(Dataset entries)

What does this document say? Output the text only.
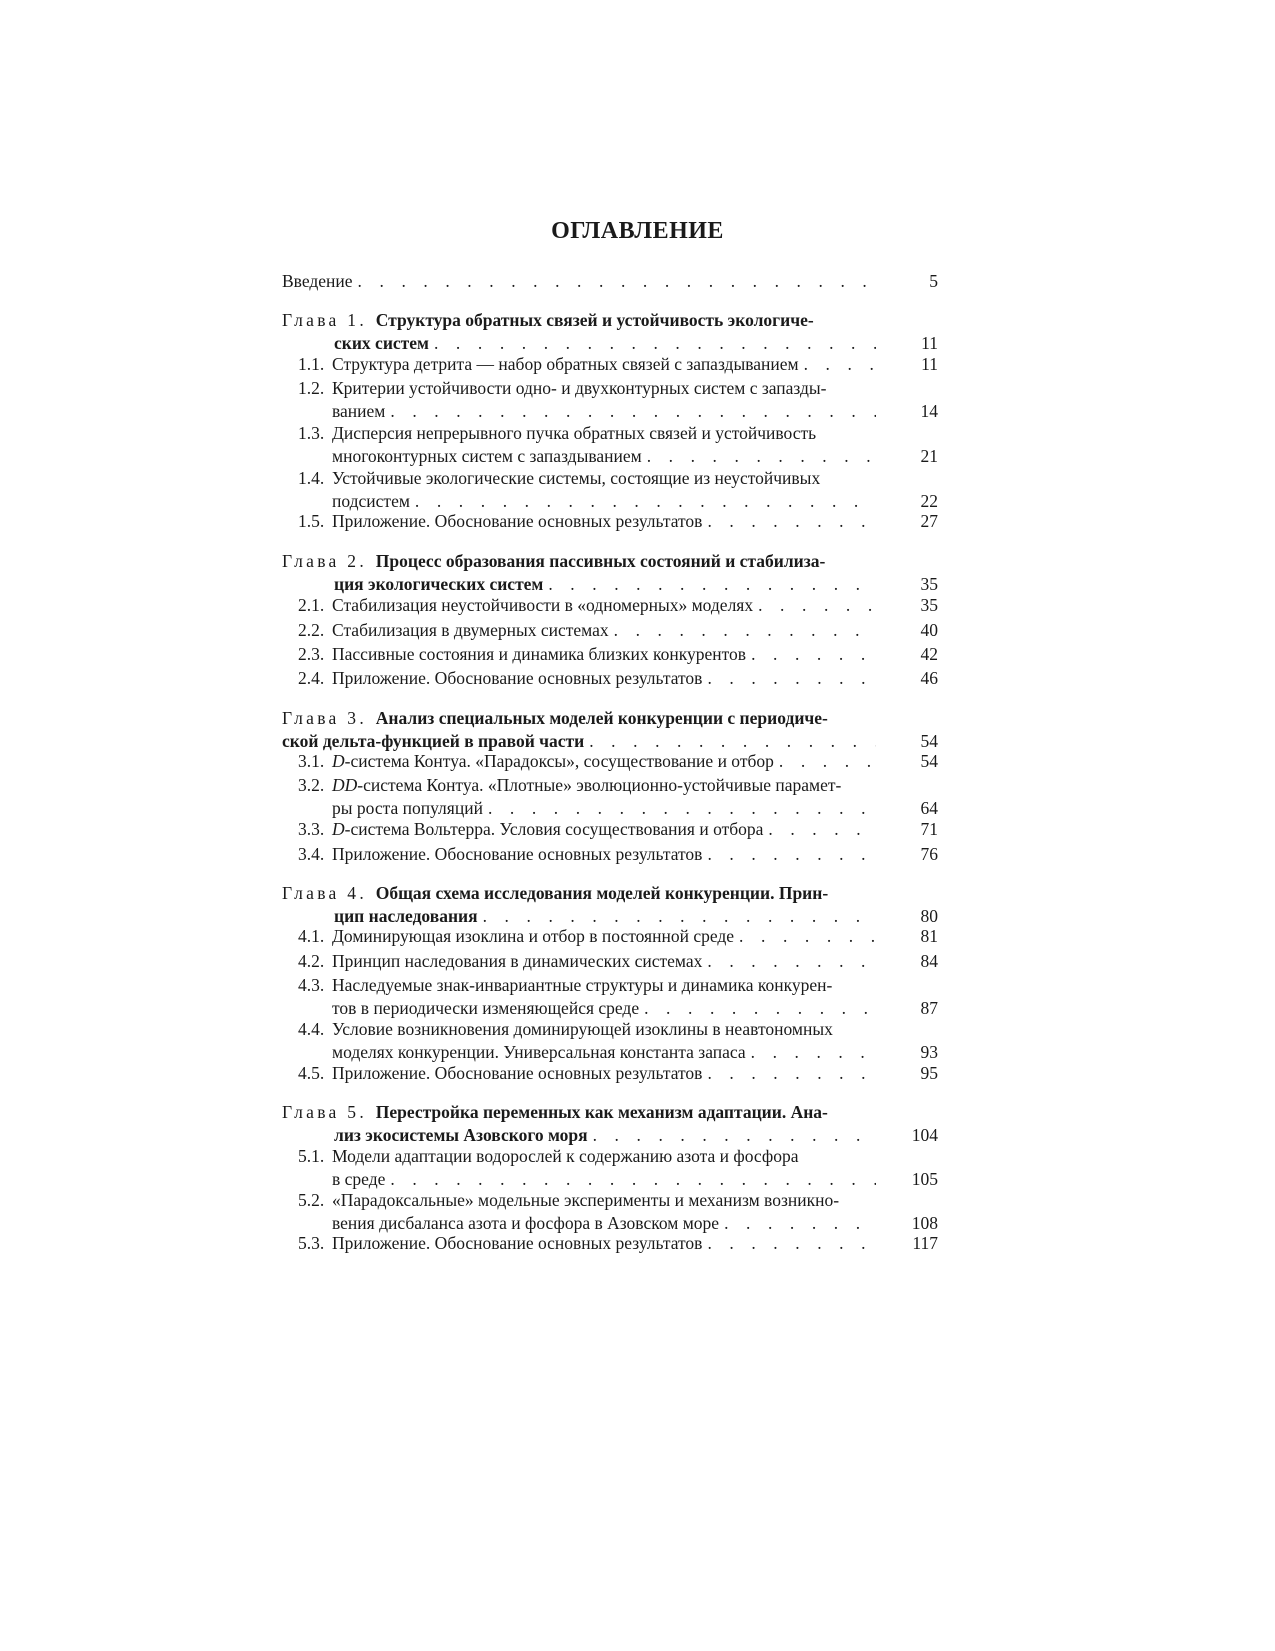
ОГЛАВЛЕНИЕ
Введение . . .	5
Глава 1. Структура обратных связей и устойчивость экологиче-
ских систем . . .	11
1.1. Структура детрита — набор обратных связей с запаздыванием . . .	11
1.2. Критерии устойчивости одно- и двухконтурных систем с запазды-
ванием . . .	14
1.3. Дисперсия непрерывного пучка обратных связей и устойчивость
многоконтурных систем с запаздыванием . . .	21
1.4. Устойчивые экологические системы, состоящие из неустойчивых
подсистем . . .	22
1.5. Приложение. Обоснование основных результатов . . .	27
Глава 2. Процесс образования пассивных состояний и стабилиза-
ция экологических систем . . .	35
2.1. Стабилизация неустойчивости в «одномерных» моделях . . .	35
2.2. Стабилизация в двумерных системах . . .	40
2.3. Пассивные состояния и динамика близких конкурентов . . .	42
2.4. Приложение. Обоснование основных результатов . . .	46
Глава 3. Анализ специальных моделей конкуренции с периодиче-
ской дельта-функцией в правой части . . .	54
3.1. D-система Контуа. «Парадоксы», сосуществование и отбор . . .	54
3.2. DD-система Контуа. «Плотные» эволюционно-устойчивые парамет-
ры роста популяций . . .	64
3.3. D-система Вольтерра. Условия сосуществования и отбора . . .	71
3.4. Приложение. Обоснование основных результатов . . .	76
Глава 4. Общая схема исследования моделей конкуренции. Прин-
цип наследования . . .	80
4.1. Доминирующая изоклина и отбор в постоянной среде . . .	81
4.2. Принцип наследования в динамических системах . . .	84
4.3. Наследуемые знак-инвариантные структуры и динамика конкурен-
тов в периодически изменяющейся среде . . .	87
4.4. Условие возникновения доминирующей изоклины в неавтономных
моделях конкуренции. Универсальная константа запаса . . .	93
4.5. Приложение. Обоснование основных результатов . . .	95
Глава 5. Перестройка переменных как механизм адаптации. Ана-
лиз экосистемы Азовского моря . . .	104
5.1. Модели адаптации водорослей к содержанию азота и фосфора
в среде . . .	105
5.2. «Парадоксальные» модельные эксперименты и механизм возникно-
вения дисбаланса азота и фосфора в Азовском море . . .	108
5.3. Приложение. Обоснование основных результатов . . .	117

▶ [WORK INSTRUCTIONS]: Go through the records above and copy every line with the word "Контуа".

▶ [CORRECT RESPONSE]:
3.1. D-система Контуа. «Парадоксы», сосуществование и отбор . . .	54
3.2. DD-система Контуа. «Плотные» эволюционно-устойчивые парамет-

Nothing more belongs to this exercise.